WRITTEN PROBLEM:
Reproduce the listing below in its entirety. Change nothing.

PROVIDED ENTRIES:
──────────────────────────────

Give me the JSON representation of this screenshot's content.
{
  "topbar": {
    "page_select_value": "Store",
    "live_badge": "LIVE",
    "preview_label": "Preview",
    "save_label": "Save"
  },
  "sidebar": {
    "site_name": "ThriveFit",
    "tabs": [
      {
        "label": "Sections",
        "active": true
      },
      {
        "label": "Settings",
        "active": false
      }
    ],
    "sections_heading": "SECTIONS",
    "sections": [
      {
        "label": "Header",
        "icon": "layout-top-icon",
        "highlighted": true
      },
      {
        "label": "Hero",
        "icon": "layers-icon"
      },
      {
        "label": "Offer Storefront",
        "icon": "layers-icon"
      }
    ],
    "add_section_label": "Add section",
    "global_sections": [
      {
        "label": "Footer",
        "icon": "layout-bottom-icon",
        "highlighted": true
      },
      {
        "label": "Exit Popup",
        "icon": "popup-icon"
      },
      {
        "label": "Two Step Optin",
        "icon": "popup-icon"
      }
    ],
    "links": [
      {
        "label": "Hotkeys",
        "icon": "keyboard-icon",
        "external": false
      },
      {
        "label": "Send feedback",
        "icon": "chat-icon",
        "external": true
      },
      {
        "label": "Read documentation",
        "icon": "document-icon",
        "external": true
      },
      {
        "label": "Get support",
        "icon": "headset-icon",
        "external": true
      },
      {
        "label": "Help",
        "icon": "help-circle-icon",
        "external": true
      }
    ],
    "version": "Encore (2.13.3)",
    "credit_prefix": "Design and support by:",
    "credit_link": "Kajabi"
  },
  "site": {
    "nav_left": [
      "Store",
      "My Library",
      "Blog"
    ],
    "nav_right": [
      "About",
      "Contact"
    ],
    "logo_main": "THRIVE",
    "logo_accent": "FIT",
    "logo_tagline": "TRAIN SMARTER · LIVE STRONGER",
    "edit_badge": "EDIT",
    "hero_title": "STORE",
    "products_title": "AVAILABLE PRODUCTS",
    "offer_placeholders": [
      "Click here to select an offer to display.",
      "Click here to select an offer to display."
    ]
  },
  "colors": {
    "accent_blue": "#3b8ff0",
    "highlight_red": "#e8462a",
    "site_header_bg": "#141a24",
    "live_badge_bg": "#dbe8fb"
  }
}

──────────────────────────────

EXERCISE ANSWER:
Give me the JSON representation of this screenshot's content.
{
  "topbar": {
    "page_select_value": "Store",
    "live_badge": "LIVE",
    "preview_label": "Preview",
    "save_label": "Save"
  },
  "sidebar": {
    "site_name": "ThriveFit",
    "tabs": [
      {
        "label": "Sections",
        "active": true
      },
      {
        "label": "Settings",
        "active": false
      }
    ],
    "sections_heading": "SECTIONS",
    "sections": [
      {
        "label": "Header",
        "icon": "layout-top-icon",
        "highlighted": true
      },
      {
        "label": "Hero",
        "icon": "layers-icon"
      },
      {
        "label": "Offer Storefront",
        "icon": "layers-icon"
      }
    ],
    "add_section_label": "Add section",
    "global_sections": [
      {
        "label": "Footer",
        "icon": "layout-bottom-icon",
        "highlighted": true
      },
      {
        "label": "Exit Popup",
        "icon": "popup-icon"
      },
      {
        "label": "Two Step Optin",
        "icon": "popup-icon"
      }
    ],
    "links": [
      {
        "label": "Hotkeys",
        "icon": "keyboard-icon",
        "external": false
      },
      {
        "label": "Send feedback",
        "icon": "chat-icon",
        "external": true
      },
      {
        "label": "Read documentation",
        "icon": "document-icon",
        "external": true
      },
      {
        "label": "Get support",
        "icon": "headset-icon",
        "external": true
      },
      {
        "label": "Help",
        "icon": "help-circle-icon",
        "external": true
      }
    ],
    "version": "Encore (2.13.3)",
    "credit_prefix": "Design and support by:",
    "credit_link": "Kajabi"
  },
  "site": {
    "nav_left": [
      "Store",
      "My Library",
      "Blog"
    ],
    "nav_right": [
      "About",
      "Contact"
    ],
    "logo_main": "THRIVE",
    "logo_accent": "FIT",
    "logo_tagline": "TRAIN SMARTER · LIVE STRONGER",
    "edit_badge": "EDIT",
    "hero_title": "STORE",
    "products_title": "AVAILABLE PRODUCTS",
    "offer_placeholders": [
      "Click here to select an offer to display.",
      "Click here to select an offer to display."
    ]
  },
  "colors": {
    "accent_blue": "#3b8ff0",
    "highlight_red": "#e8462a",
    "site_header_bg": "#141a24",
    "live_badge_bg": "#dbe8fb"
  }
}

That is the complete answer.